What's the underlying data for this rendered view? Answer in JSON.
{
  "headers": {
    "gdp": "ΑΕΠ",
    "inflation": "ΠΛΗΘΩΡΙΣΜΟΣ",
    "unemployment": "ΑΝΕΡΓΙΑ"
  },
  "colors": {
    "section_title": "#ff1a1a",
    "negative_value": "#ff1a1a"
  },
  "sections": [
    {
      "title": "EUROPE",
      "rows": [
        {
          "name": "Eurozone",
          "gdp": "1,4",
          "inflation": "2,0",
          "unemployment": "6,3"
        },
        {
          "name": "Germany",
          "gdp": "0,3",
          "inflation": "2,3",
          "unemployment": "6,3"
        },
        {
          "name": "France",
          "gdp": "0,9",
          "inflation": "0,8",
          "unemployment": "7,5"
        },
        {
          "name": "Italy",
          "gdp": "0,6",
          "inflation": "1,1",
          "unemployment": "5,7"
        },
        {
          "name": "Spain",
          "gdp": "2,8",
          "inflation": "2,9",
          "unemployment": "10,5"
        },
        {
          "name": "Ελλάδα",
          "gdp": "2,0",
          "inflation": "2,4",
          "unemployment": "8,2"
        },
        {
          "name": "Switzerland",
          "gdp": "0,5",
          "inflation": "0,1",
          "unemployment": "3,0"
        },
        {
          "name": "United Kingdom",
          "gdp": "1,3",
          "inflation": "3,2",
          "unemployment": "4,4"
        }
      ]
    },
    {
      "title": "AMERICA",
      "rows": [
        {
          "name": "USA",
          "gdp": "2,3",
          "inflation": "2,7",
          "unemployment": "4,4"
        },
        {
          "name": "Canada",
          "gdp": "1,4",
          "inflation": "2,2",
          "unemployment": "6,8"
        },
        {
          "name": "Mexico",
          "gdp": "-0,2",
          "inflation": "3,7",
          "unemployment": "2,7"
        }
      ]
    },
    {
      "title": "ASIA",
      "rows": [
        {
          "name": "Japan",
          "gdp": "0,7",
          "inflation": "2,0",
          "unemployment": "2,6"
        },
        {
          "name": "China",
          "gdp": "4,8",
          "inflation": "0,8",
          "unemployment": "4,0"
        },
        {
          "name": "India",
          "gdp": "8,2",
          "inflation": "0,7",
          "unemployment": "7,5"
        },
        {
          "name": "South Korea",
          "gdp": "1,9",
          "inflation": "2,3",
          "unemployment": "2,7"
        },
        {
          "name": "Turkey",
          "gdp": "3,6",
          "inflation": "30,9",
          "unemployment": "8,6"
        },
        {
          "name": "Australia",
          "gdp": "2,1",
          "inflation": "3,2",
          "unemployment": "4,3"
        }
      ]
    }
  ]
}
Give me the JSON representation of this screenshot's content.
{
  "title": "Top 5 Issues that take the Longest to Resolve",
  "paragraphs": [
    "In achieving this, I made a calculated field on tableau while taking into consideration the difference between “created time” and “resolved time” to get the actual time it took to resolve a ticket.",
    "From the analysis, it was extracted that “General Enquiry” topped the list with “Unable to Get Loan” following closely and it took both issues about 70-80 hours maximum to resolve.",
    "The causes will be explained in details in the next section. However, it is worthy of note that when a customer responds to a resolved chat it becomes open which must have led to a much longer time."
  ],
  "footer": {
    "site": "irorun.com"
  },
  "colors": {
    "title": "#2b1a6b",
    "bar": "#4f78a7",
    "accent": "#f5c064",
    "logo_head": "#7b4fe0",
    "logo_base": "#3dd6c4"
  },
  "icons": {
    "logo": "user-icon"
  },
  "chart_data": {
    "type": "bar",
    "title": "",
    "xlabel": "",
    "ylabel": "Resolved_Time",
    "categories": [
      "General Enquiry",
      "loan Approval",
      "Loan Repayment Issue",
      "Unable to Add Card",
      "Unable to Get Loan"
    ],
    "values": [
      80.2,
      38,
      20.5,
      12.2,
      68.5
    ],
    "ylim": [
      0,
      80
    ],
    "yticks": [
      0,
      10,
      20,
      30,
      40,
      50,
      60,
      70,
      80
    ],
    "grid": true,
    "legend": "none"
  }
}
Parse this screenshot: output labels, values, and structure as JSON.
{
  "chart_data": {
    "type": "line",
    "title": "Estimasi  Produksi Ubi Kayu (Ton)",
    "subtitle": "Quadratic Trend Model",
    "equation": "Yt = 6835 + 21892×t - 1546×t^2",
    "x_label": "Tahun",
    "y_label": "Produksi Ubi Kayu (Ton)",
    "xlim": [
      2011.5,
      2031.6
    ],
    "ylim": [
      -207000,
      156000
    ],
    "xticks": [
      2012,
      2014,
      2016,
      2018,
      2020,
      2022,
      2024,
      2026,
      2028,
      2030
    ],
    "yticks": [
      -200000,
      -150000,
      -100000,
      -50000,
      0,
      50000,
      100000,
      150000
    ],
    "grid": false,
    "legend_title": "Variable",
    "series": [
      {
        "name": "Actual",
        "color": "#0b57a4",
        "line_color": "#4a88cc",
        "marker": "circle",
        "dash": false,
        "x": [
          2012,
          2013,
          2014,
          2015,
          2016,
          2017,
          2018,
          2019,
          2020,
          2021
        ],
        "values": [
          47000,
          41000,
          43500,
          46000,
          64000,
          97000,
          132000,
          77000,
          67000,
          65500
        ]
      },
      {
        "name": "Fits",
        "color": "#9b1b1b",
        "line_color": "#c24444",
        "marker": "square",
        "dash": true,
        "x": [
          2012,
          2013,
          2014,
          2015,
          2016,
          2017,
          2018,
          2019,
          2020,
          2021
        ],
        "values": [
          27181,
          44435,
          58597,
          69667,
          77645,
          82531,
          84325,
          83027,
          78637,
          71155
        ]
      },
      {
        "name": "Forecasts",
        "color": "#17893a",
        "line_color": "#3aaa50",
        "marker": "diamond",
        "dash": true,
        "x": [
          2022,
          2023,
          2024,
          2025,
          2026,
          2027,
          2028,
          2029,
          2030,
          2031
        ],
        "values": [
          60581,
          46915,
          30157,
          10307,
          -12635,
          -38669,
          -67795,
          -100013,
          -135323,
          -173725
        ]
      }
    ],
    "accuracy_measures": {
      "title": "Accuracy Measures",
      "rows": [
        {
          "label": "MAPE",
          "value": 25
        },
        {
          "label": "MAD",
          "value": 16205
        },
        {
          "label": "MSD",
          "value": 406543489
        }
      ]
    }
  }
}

#### WHAT THE TASK REQUIRES
Pick out each line containing the string "Enquiry" and copy it.

#### ANSWER TO THIS TASK
    "From the analysis, it was extracted that “General Enquiry” topped the list with “Unable to Get Loan” following closely and it took both issues about 70-80 hours maximum to resolve.",
      "General Enquiry",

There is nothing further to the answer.